* _Entries shown_:
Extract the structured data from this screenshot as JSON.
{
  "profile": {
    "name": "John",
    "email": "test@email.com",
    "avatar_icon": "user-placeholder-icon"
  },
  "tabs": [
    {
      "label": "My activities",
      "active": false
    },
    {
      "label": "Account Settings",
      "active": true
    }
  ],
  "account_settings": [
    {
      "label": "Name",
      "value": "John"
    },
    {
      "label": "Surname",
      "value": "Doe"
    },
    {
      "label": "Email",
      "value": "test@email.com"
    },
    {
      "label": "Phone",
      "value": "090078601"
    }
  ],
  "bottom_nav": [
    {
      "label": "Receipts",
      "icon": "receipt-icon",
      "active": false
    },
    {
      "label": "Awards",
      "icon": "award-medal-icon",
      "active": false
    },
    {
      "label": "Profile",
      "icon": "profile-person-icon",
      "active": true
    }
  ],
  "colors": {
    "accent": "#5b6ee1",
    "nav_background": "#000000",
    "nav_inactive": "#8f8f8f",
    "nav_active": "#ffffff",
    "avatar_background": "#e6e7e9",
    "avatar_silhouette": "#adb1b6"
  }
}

---

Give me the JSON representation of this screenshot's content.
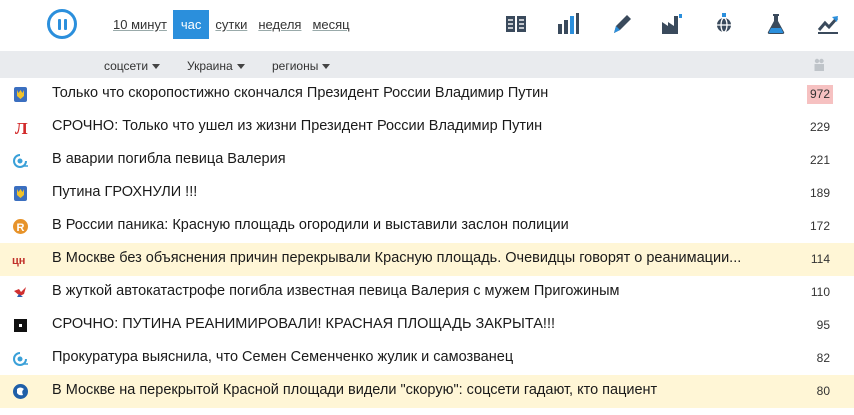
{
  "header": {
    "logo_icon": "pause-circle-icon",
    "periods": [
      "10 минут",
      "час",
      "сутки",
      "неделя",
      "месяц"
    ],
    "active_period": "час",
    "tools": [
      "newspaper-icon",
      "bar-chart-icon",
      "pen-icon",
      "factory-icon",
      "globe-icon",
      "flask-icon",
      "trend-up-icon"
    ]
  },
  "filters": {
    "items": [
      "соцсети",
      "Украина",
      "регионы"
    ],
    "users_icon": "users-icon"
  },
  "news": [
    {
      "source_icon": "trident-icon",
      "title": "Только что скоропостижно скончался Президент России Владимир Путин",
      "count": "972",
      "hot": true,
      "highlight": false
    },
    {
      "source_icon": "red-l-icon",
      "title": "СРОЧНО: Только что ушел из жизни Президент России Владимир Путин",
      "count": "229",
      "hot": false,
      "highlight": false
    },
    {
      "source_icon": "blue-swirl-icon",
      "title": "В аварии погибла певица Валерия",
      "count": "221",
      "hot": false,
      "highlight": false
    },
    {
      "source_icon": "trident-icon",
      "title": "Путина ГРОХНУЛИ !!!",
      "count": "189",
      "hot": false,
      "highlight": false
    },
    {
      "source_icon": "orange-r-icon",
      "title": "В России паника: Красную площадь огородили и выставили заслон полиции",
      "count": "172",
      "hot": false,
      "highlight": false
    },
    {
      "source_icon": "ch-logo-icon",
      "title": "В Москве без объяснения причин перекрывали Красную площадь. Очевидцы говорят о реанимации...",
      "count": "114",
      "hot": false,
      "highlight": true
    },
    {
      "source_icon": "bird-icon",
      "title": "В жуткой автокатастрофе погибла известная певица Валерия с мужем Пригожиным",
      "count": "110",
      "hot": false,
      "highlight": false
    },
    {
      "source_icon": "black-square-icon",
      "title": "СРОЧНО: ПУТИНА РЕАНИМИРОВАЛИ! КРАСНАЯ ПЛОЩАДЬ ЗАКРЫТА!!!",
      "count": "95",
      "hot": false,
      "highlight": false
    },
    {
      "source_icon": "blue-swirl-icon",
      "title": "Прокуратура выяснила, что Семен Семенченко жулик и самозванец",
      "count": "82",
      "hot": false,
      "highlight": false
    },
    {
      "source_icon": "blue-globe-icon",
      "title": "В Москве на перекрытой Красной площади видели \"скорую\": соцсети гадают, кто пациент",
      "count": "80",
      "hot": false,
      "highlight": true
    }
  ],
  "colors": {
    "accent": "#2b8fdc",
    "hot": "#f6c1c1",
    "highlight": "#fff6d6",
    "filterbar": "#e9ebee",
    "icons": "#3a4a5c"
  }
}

* _Brief_:
Copy each line of the data above that holds "JSON".

* _Result_:
Extract the structured data from this screenshot as JSON.
Give me the JSON representation of this screenshot's content.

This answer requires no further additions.